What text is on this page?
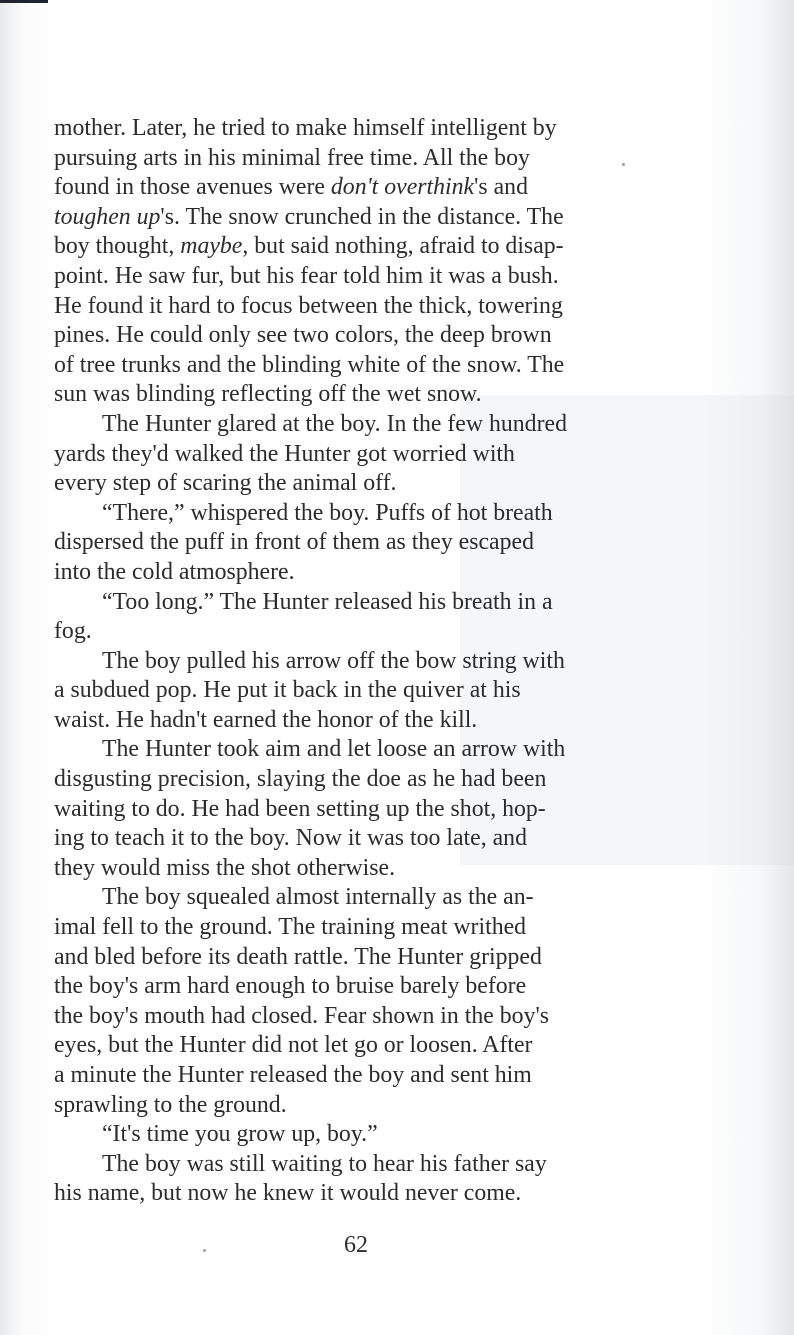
mother. Later, he tried to make himself intelligent by
pursuing arts in his minimal free time. All the boy
found in those avenues were don't overthink's and
toughen up's. The snow crunched in the distance. The
boy thought, maybe, but said nothing, afraid to disap-
point. He saw fur, but his fear told him it was a bush.
He found it hard to focus between the thick, towering
pines. He could only see two colors, the deep brown
of tree trunks and the blinding white of the snow. The
sun was blinding reflecting off the wet snow.
The Hunter glared at the boy. In the few hundred
yards they'd walked the Hunter got worried with
every step of scaring the animal off.
“There,” whispered the boy. Puffs of hot breath
dispersed the puff in front of them as they escaped
into the cold atmosphere.
“Too long.” The Hunter released his breath in a
fog.
The boy pulled his arrow off the bow string with
a subdued pop. He put it back in the quiver at his
waist. He hadn't earned the honor of the kill.
The Hunter took aim and let loose an arrow with
disgusting precision, slaying the doe as he had been
waiting to do. He had been setting up the shot, hop-
ing to teach it to the boy. Now it was too late, and
they would miss the shot otherwise.
The boy squealed almost internally as the an-
imal fell to the ground. The training meat writhed
and bled before its death rattle. The Hunter gripped
the boy's arm hard enough to bruise barely before
the boy's mouth had closed. Fear shown in the boy's
eyes, but the Hunter did not let go or loosen. After
a minute the Hunter released the boy and sent him
sprawling to the ground.
“It's time you grow up, boy.”
The boy was still waiting to hear his father say
his name, but now he knew it would never come.
62
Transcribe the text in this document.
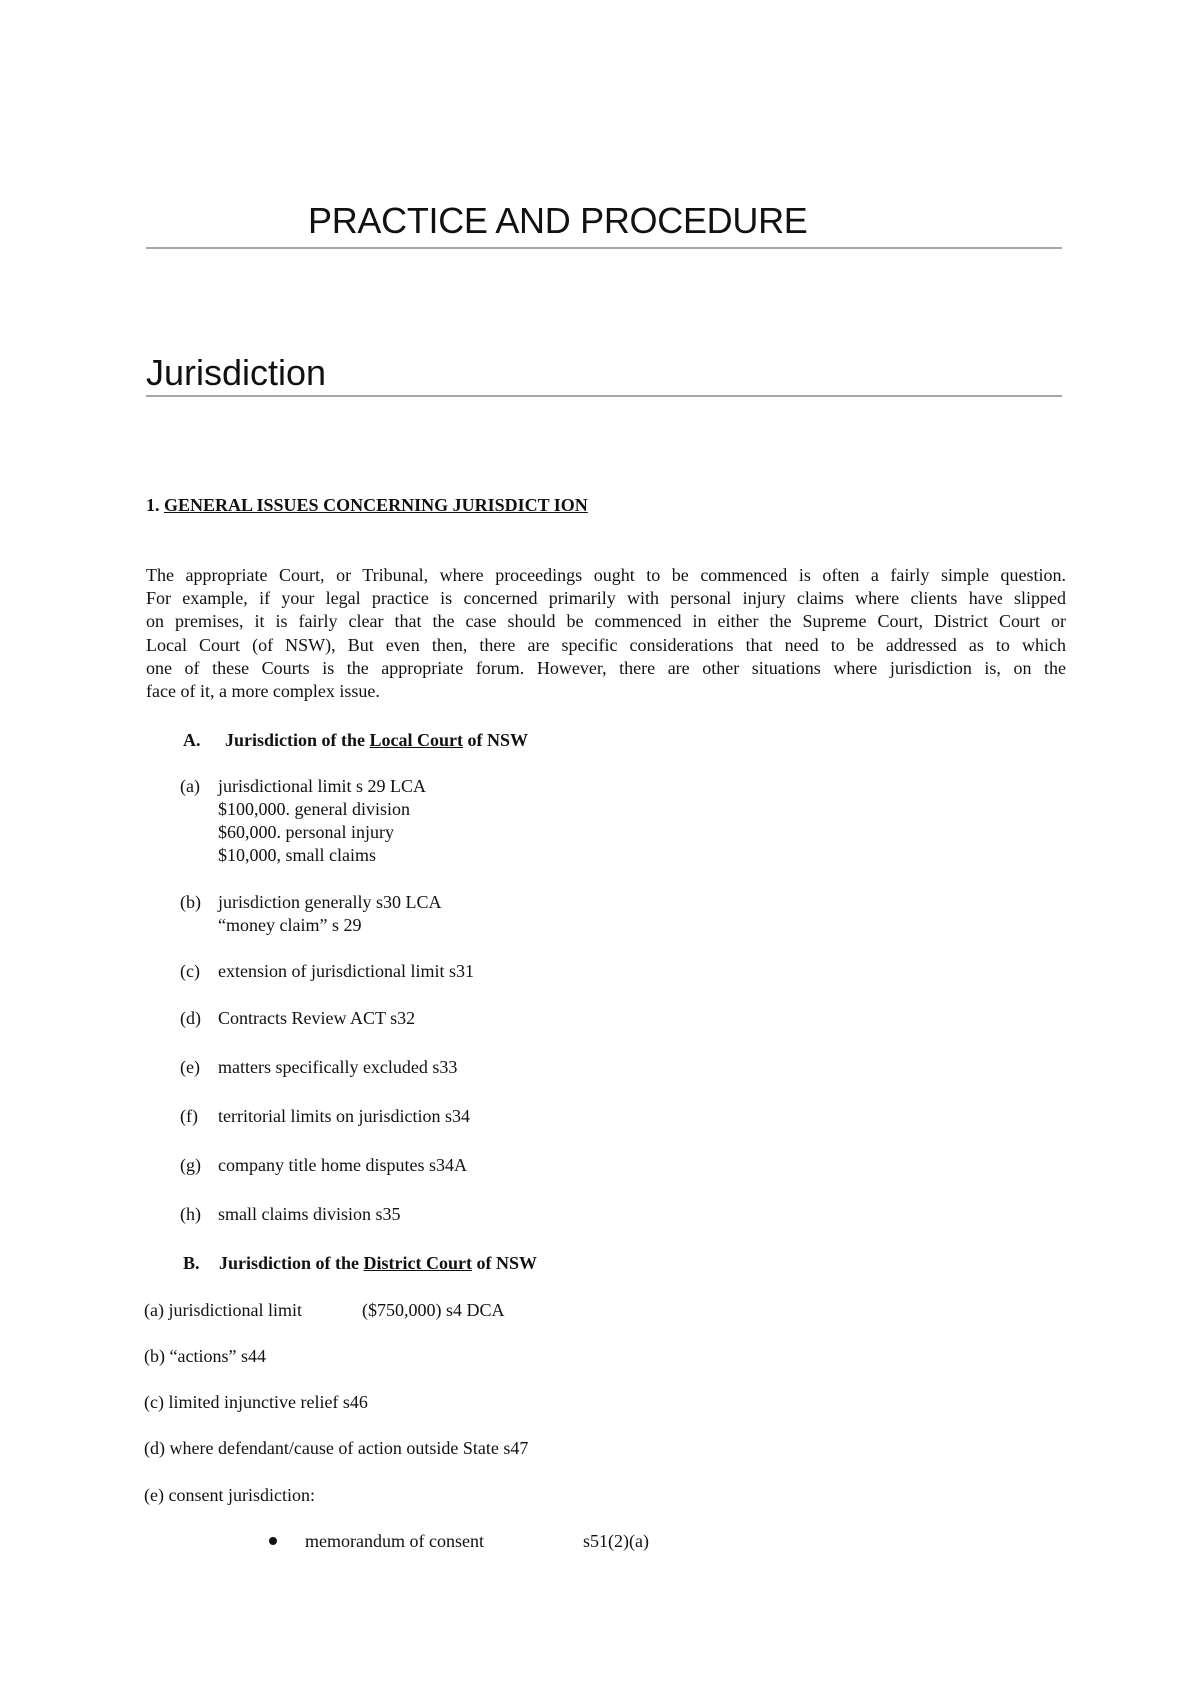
PRACTICE AND PROCEDURE
Jurisdiction
1. GENERAL ISSUES CONCERNING JURISDICT ION
The appropriate Court, or Tribunal, where proceedings ought to be commenced is often a fairly simple question.
For example, if your legal practice is concerned primarily with personal injury claims where clients have slipped
on premises, it is fairly clear that the case should be commenced in either the Supreme Court, District Court or
Local Court (of NSW), But even then, there are specific considerations that need to be addressed as to which
one of these Courts is the appropriate forum. However, there are other situations where jurisdiction is, on the
face of it, a more complex issue.
A. Jurisdiction of the Local Court of NSW
(a) jurisdictional limit s 29 LCA
$100,000. general division
$60,000. personal injury
$10,000, small claims
(b) jurisdiction generally s30 LCA
“money claim” s 29
(c) extension of jurisdictional limit s31
(d) Contracts Review ACT s32
(e) matters specifically excluded s33
(f) territorial limits on jurisdiction s34
(g) company title home disputes s34A
(h) small claims division s35
B. Jurisdiction of the District Court of NSW
(a) jurisdictional limit	($750,000) s4 DCA
(b) “actions” s44
(c) limited injunctive relief s46
(d) where defendant/cause of action outside State s47
(e) consent jurisdiction:
memorandum of consent	s51(2)(a)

********

Exercise description: Beginning at the line that contains "Transcribe the text in this document.", copy each remaining line of the records exactly, through the final one. Omit the pictures.

Answer for this exercise:
Transcribe the text in this document.
PRACTICE AND PROCEDURE
Jurisdiction
1. GENERAL ISSUES CONCERNING JURISDICT ION
The appropriate Court, or Tribunal, where proceedings ought to be commenced is often a fairly simple question.
For example, if your legal practice is concerned primarily with personal injury claims where clients have slipped
on premises, it is fairly clear that the case should be commenced in either the Supreme Court, District Court or
Local Court (of NSW), But even then, there are specific considerations that need to be addressed as to which
one of these Courts is the appropriate forum. However, there are other situations where jurisdiction is, on the
face of it, a more complex issue.
A. Jurisdiction of the Local Court of NSW
(a) jurisdictional limit s 29 LCA
$100,000. general division
$60,000. personal injury
$10,000, small claims
(b) jurisdiction generally s30 LCA
“money claim” s 29
(c) extension of jurisdictional limit s31
(d) Contracts Review ACT s32
(e) matters specifically excluded s33
(f) territorial limits on jurisdiction s34
(g) company title home disputes s34A
(h) small claims division s35
B. Jurisdiction of the District Court of NSW
(a) jurisdictional limit	($750,000) s4 DCA
(b) “actions” s44
(c) limited injunctive relief s46
(d) where defendant/cause of action outside State s47
(e) consent jurisdiction:
memorandum of consent	s51(2)(a)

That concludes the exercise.